**WHAT IS REQUIRED**
All the records that follow need to be reproduced exactly. Omit the images.

**GIVEN DATA**
——

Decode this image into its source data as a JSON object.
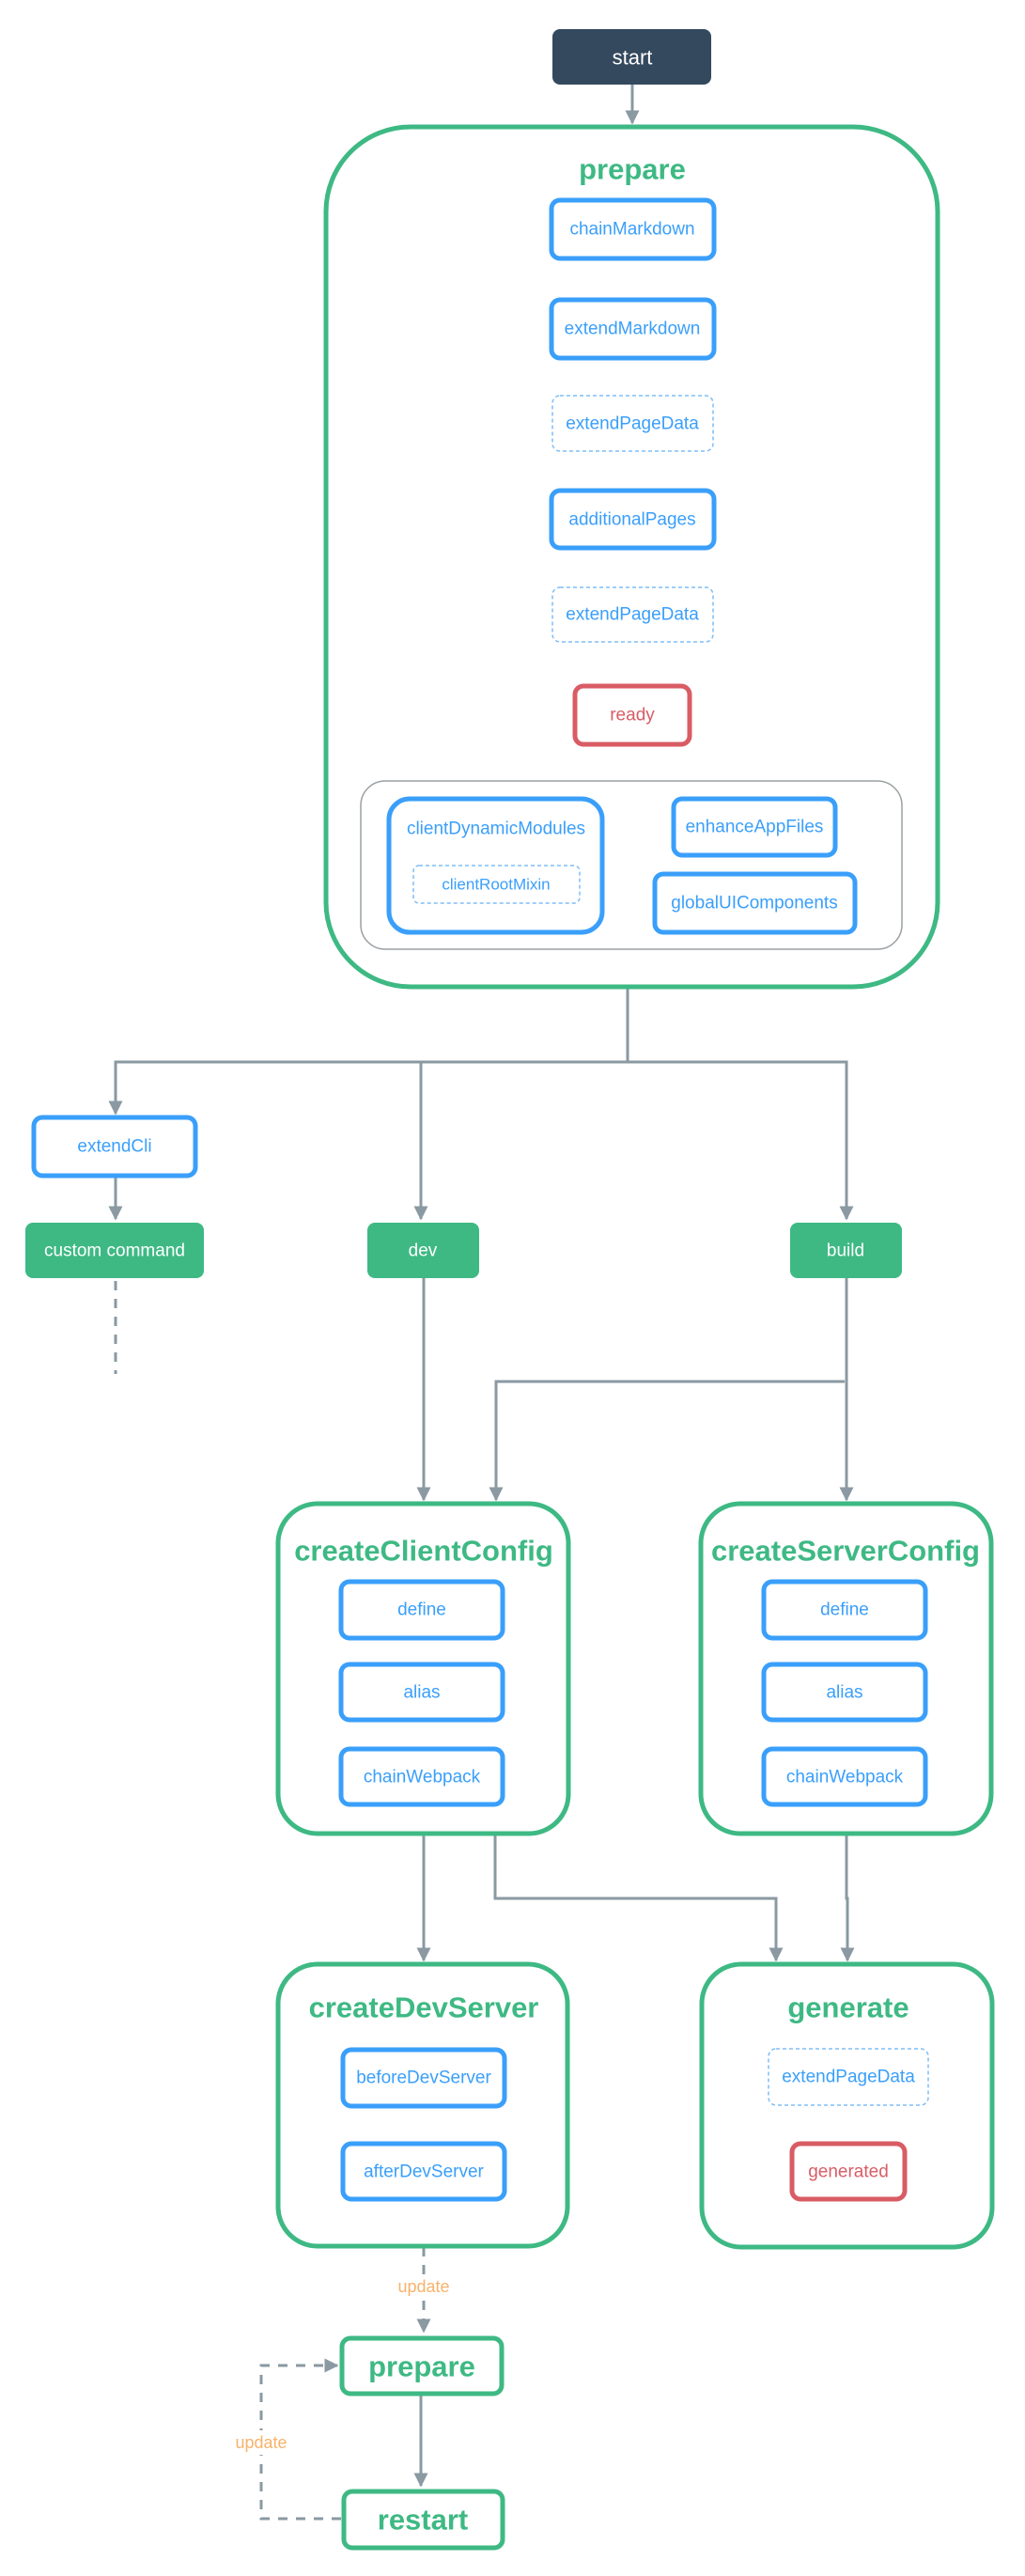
{
  "diagram": {
    "start": "start",
    "prepare": {
      "title": "prepare",
      "steps": [
        "chainMarkdown",
        "extendMarkdown",
        "extendPageData",
        "additionalPages",
        "extendPageData",
        "ready"
      ],
      "group": {
        "clientDynamicModules": "clientDynamicModules",
        "clientRootMixin": "clientRootMixin",
        "enhanceAppFiles": "enhanceAppFiles",
        "globalUIComponents": "globalUIComponents"
      }
    },
    "branches": {
      "extendCli": "extendCli",
      "custom_command": "custom command",
      "dev": "dev",
      "build": "build"
    },
    "createClientConfig": {
      "title": "createClientConfig",
      "hooks": [
        "define",
        "alias",
        "chainWebpack"
      ]
    },
    "createServerConfig": {
      "title": "createServerConfig",
      "hooks": [
        "define",
        "alias",
        "chainWebpack"
      ]
    },
    "createDevServer": {
      "title": "createDevServer",
      "hooks": [
        "beforeDevServer",
        "afterDevServer"
      ]
    },
    "generate": {
      "title": "generate",
      "hooks": [
        "extendPageData",
        "generated"
      ]
    },
    "loop": {
      "prepare": "prepare",
      "restart": "restart",
      "update_label_1": "update",
      "update_label_2": "update"
    }
  },
  "colors": {
    "stage_green": "#3eb984",
    "hook_blue": "#3a9ffa",
    "lifecycle_red": "#d95c65",
    "start_dark": "#34495e",
    "edge_gray": "#8a99a2",
    "update_orange": "#f8b26a"
  }
}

——

**SOLUTION TO THIS PROBLEM**
Decode this image into its source data as a JSON object.
{
  "diagram": {
    "start": "start",
    "prepare": {
      "title": "prepare",
      "steps": [
        "chainMarkdown",
        "extendMarkdown",
        "extendPageData",
        "additionalPages",
        "extendPageData",
        "ready"
      ],
      "group": {
        "clientDynamicModules": "clientDynamicModules",
        "clientRootMixin": "clientRootMixin",
        "enhanceAppFiles": "enhanceAppFiles",
        "globalUIComponents": "globalUIComponents"
      }
    },
    "branches": {
      "extendCli": "extendCli",
      "custom_command": "custom command",
      "dev": "dev",
      "build": "build"
    },
    "createClientConfig": {
      "title": "createClientConfig",
      "hooks": [
        "define",
        "alias",
        "chainWebpack"
      ]
    },
    "createServerConfig": {
      "title": "createServerConfig",
      "hooks": [
        "define",
        "alias",
        "chainWebpack"
      ]
    },
    "createDevServer": {
      "title": "createDevServer",
      "hooks": [
        "beforeDevServer",
        "afterDevServer"
      ]
    },
    "generate": {
      "title": "generate",
      "hooks": [
        "extendPageData",
        "generated"
      ]
    },
    "loop": {
      "prepare": "prepare",
      "restart": "restart",
      "update_label_1": "update",
      "update_label_2": "update"
    }
  },
  "colors": {
    "stage_green": "#3eb984",
    "hook_blue": "#3a9ffa",
    "lifecycle_red": "#d95c65",
    "start_dark": "#34495e",
    "edge_gray": "#8a99a2",
    "update_orange": "#f8b26a"
  }
}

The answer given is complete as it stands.